- _Records for the task_
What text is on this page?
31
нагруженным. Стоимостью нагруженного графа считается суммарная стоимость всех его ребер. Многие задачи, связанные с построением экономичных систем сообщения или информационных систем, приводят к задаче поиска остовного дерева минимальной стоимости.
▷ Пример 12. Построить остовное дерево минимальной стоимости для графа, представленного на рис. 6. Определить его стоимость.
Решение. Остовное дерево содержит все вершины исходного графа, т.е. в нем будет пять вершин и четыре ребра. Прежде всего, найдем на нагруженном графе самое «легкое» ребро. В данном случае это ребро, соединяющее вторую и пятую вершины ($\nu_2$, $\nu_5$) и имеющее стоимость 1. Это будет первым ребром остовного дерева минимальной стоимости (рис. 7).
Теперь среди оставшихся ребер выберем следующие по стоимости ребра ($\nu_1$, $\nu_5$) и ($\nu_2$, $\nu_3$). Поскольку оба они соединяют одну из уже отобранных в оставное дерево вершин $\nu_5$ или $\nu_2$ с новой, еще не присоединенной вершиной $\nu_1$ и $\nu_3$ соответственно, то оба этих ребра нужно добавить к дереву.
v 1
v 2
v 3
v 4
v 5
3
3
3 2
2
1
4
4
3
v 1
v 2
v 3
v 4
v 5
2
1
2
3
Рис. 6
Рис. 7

...

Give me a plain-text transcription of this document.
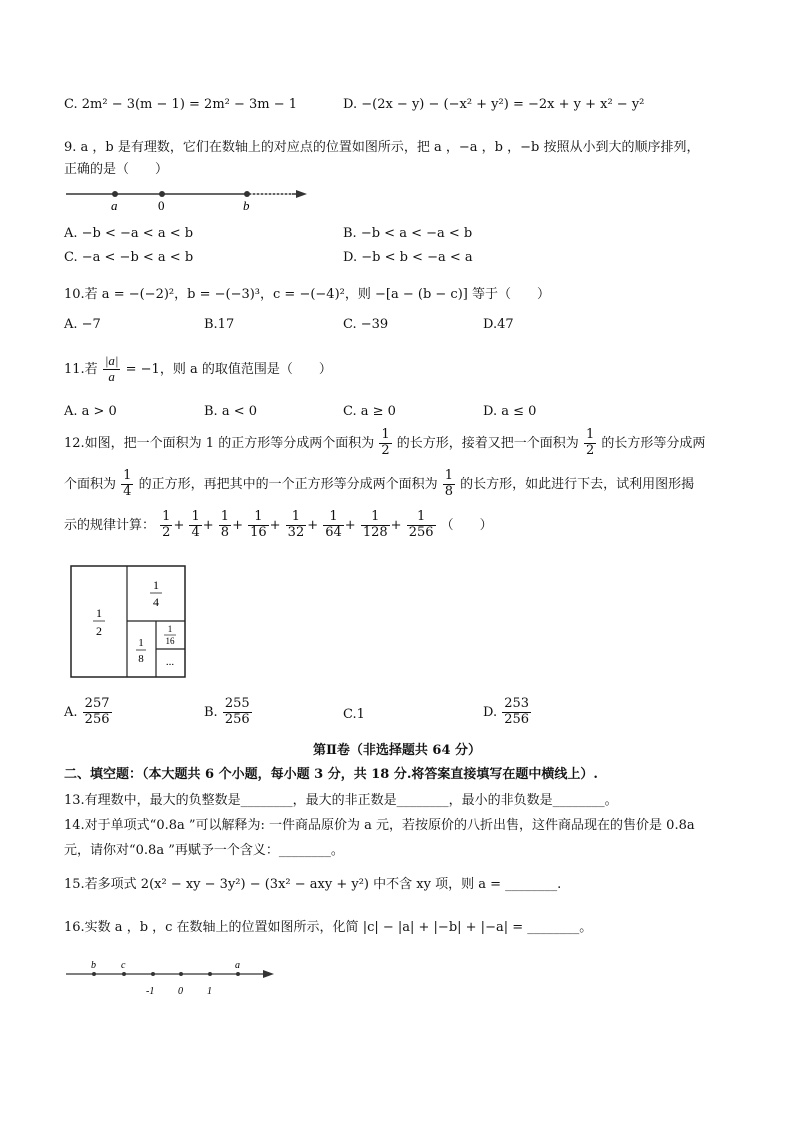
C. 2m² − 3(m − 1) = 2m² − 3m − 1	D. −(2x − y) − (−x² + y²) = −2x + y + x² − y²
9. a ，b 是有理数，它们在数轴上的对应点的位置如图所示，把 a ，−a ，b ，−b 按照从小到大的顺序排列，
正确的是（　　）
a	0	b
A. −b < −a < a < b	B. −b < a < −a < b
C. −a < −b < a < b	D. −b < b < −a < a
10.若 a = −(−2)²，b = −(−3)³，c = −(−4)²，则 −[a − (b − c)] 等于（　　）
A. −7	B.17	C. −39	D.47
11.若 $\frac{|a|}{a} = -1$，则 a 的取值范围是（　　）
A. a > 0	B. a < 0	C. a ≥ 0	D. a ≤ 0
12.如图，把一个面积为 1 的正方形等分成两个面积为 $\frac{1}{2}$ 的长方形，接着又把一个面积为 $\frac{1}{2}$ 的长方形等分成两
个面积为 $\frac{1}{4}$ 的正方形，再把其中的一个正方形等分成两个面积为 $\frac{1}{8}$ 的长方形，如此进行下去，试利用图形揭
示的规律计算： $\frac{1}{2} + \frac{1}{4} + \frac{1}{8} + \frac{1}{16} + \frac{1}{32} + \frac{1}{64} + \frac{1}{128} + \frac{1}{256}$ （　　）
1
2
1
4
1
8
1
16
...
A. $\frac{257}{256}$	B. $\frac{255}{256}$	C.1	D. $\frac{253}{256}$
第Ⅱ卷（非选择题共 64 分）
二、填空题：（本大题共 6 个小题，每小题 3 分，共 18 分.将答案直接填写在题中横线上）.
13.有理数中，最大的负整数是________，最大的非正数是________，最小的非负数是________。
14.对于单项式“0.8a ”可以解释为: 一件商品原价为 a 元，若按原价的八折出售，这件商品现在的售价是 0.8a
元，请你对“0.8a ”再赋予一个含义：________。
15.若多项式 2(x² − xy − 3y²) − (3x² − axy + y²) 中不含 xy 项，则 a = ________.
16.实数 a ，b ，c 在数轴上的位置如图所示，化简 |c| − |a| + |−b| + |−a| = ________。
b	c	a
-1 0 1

==

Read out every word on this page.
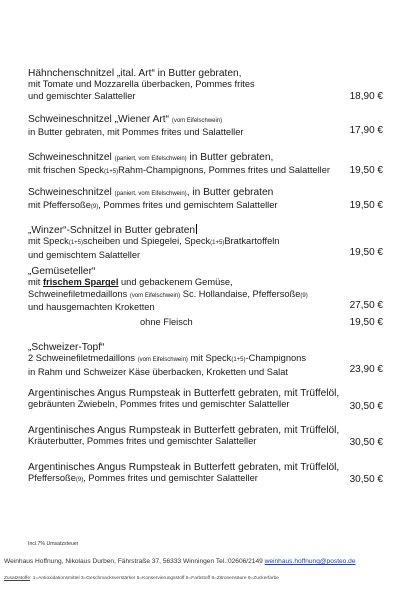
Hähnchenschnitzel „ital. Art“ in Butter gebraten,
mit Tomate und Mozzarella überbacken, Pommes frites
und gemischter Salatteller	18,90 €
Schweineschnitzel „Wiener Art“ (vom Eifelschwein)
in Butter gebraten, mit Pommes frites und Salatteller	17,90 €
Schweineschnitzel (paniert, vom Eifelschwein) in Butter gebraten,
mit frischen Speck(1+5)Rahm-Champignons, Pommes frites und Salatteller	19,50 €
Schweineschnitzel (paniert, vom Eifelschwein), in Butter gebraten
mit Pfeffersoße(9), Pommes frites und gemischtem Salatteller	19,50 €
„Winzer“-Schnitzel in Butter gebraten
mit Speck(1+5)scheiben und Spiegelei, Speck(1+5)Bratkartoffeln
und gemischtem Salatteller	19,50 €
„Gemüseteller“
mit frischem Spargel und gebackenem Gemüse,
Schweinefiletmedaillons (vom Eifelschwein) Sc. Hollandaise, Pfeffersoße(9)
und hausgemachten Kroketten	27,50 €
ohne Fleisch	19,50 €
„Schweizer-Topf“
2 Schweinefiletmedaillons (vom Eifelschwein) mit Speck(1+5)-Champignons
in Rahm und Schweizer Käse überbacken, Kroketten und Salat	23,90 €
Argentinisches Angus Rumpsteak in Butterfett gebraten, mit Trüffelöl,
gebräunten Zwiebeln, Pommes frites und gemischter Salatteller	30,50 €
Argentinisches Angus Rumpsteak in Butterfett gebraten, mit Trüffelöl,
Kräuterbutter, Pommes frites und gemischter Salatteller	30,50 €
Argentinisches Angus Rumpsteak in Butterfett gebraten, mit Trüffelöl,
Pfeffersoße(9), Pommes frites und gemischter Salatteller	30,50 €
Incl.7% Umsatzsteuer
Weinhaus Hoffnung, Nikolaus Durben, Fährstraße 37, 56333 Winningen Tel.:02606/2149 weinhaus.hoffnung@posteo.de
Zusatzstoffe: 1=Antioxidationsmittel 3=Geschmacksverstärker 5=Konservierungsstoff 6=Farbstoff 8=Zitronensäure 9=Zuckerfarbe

- _The exercise_
In the listing above, find each line with the word "ребра" and copy it.

- _Correct answer_
Решение. Остовное дерево содержит все вершины исходного графа, т.е. в нем будет пять вершин и четыре ребра. Прежде всего, найдем на нагруженном графе самое «легкое» ребро. В данном случае это ребро, соединяющее вторую и пятую вершины ($\nu_2$, $\nu_5$) и имеющее стоимость 1. Это будет первым ребром остовного дерева минимальной стоимости (рис. 7).
Теперь среди оставшихся ребер выберем следующие по стоимости ребра ($\nu_1$, $\nu_5$) и ($\nu_2$, $\nu_3$). Поскольку оба они соединяют одну из уже отобранных в оставное дерево вершин $\nu_5$ или $\nu_2$ с новой, еще не присоединенной вершиной $\nu_1$ и $\nu_3$ соответственно, то оба этих ребра нужно добавить к дереву.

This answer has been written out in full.